INPUT FOR THIS TASK:
⟨
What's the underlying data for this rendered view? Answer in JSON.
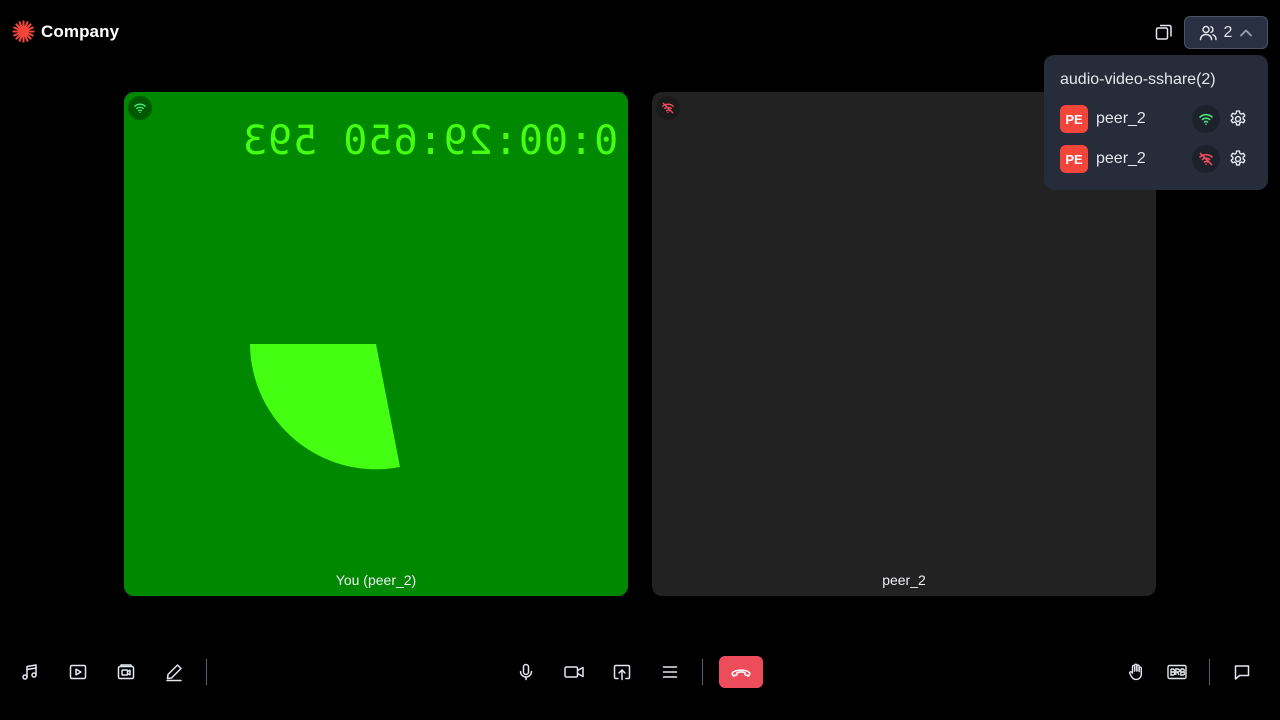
{
  "app": {
    "brand_name": "Company",
    "accent_color": "#f4453b"
  },
  "header": {
    "participant_count": "2"
  },
  "popover": {
    "title": "audio-video-sshare(2)",
    "peers": [
      {
        "initials": "PE",
        "name": "peer_2",
        "network": "good"
      },
      {
        "initials": "PE",
        "name": "peer_2",
        "network": "poor"
      }
    ]
  },
  "tiles": [
    {
      "name": "You (peer_2)",
      "network": "good",
      "background": "#008800",
      "timer_text": "0:00:29:650 593"
    },
    {
      "name": "peer_2",
      "network": "poor",
      "background": "#222222"
    }
  ],
  "footer": {
    "left_icons": [
      "music-icon",
      "video-play-icon",
      "screen-share-video-icon",
      "pencil-icon"
    ],
    "center_icons": [
      "microphone-icon",
      "camera-icon",
      "share-screen-icon",
      "menu-icon",
      "leave-call-icon"
    ],
    "right_icons": [
      "raise-hand-icon",
      "brb-icon",
      "chat-icon"
    ],
    "leave_color": "#ed4c5a"
  }
}
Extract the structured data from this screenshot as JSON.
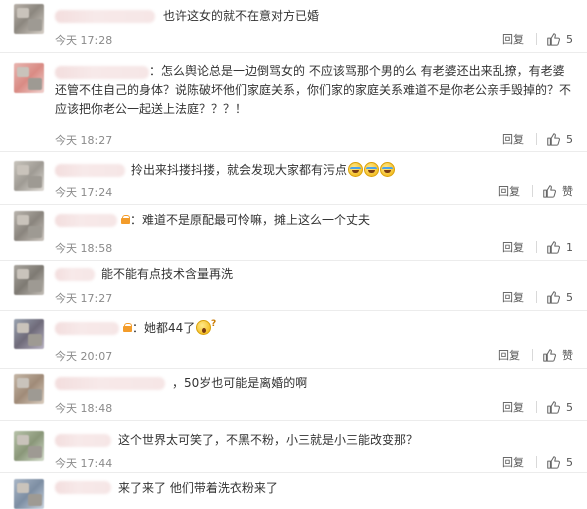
{
  "comments": [
    {
      "text": "也许这女的就不在意对方已婚",
      "time": "今天 17:28",
      "reply": "回复",
      "likes": "5"
    },
    {
      "text": "：怎么舆论总是一边倒骂女的 不应该骂那个男的么 有老婆还出来乱撩，有老婆还管不住自己的身体？说陈破坏他们家庭关系，你们家的家庭关系难道不是你老公亲手毁掉的？不应该把你老公一起送上法庭？？？！",
      "time": "今天 18:27",
      "reply": "回复",
      "likes": "5"
    },
    {
      "text": "拎出来抖搂抖搂，就会发现大家都有污点",
      "time": "今天 17:24",
      "reply": "回复",
      "likes": "赞"
    },
    {
      "text": "：难道不是原配最可怜嘛，摊上这么一个丈夫",
      "time": "今天 18:58",
      "reply": "回复",
      "likes": "1"
    },
    {
      "text": "能不能有点技术含量再洗",
      "time": "今天 17:27",
      "reply": "回复",
      "likes": "5"
    },
    {
      "text": "：她都44了",
      "time": "今天 20:07",
      "reply": "回复",
      "likes": "赞"
    },
    {
      "text": "，50岁也可能是离婚的啊",
      "time": "今天 18:48",
      "reply": "回复",
      "likes": "5"
    },
    {
      "text": "这个世界太可笑了，不黑不粉，小三就是小三能改变那？",
      "time": "今天 17:44",
      "reply": "回复",
      "likes": "5"
    },
    {
      "text": "来了来了 他们带着洗衣粉来了",
      "time": "",
      "reply": "",
      "likes": ""
    }
  ],
  "icons": {
    "thumb": "thumbs-up-icon",
    "badge": "verified-badge-icon",
    "laugh": "laugh-tears-emoji",
    "wow": "surprised-emoji"
  },
  "colors": {
    "time": "#8a8a8a",
    "divider": "#ececec",
    "emoji": "#f5c12b",
    "badge": "#f39c2a"
  }
}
⟩
INSTRUCTION: Quote everything in the listing above exactly; pictures are the only thing to omit.

SOLUTION FOR THIS PROBLEM:
What's the underlying data for this rendered view? Answer in JSON.
{
  "app": {
    "brand_name": "Company",
    "accent_color": "#f4453b"
  },
  "header": {
    "participant_count": "2"
  },
  "popover": {
    "title": "audio-video-sshare(2)",
    "peers": [
      {
        "initials": "PE",
        "name": "peer_2",
        "network": "good"
      },
      {
        "initials": "PE",
        "name": "peer_2",
        "network": "poor"
      }
    ]
  },
  "tiles": [
    {
      "name": "You (peer_2)",
      "network": "good",
      "background": "#008800",
      "timer_text": "0:00:29:650 593"
    },
    {
      "name": "peer_2",
      "network": "poor",
      "background": "#222222"
    }
  ],
  "footer": {
    "left_icons": [
      "music-icon",
      "video-play-icon",
      "screen-share-video-icon",
      "pencil-icon"
    ],
    "center_icons": [
      "microphone-icon",
      "camera-icon",
      "share-screen-icon",
      "menu-icon",
      "leave-call-icon"
    ],
    "right_icons": [
      "raise-hand-icon",
      "brb-icon",
      "chat-icon"
    ],
    "leave_color": "#ed4c5a"
  }
}
Extract the structured data from this screenshot as JSON.
{
  "comments": [
    {
      "text": "也许这女的就不在意对方已婚",
      "time": "今天 17:28",
      "reply": "回复",
      "likes": "5"
    },
    {
      "text": "：怎么舆论总是一边倒骂女的 不应该骂那个男的么 有老婆还出来乱撩，有老婆还管不住自己的身体？说陈破坏他们家庭关系，你们家的家庭关系难道不是你老公亲手毁掉的？不应该把你老公一起送上法庭？？？！",
      "time": "今天 18:27",
      "reply": "回复",
      "likes": "5"
    },
    {
      "text": "拎出来抖搂抖搂，就会发现大家都有污点",
      "time": "今天 17:24",
      "reply": "回复",
      "likes": "赞"
    },
    {
      "text": "：难道不是原配最可怜嘛，摊上这么一个丈夫",
      "time": "今天 18:58",
      "reply": "回复",
      "likes": "1"
    },
    {
      "text": "能不能有点技术含量再洗",
      "time": "今天 17:27",
      "reply": "回复",
      "likes": "5"
    },
    {
      "text": "：她都44了",
      "time": "今天 20:07",
      "reply": "回复",
      "likes": "赞"
    },
    {
      "text": "，50岁也可能是离婚的啊",
      "time": "今天 18:48",
      "reply": "回复",
      "likes": "5"
    },
    {
      "text": "这个世界太可笑了，不黑不粉，小三就是小三能改变那？",
      "time": "今天 17:44",
      "reply": "回复",
      "likes": "5"
    },
    {
      "text": "来了来了 他们带着洗衣粉来了",
      "time": "",
      "reply": "",
      "likes": ""
    }
  ],
  "icons": {
    "thumb": "thumbs-up-icon",
    "badge": "verified-badge-icon",
    "laugh": "laugh-tears-emoji",
    "wow": "surprised-emoji"
  },
  "colors": {
    "time": "#8a8a8a",
    "divider": "#ececec",
    "emoji": "#f5c12b",
    "badge": "#f39c2a"
  }
}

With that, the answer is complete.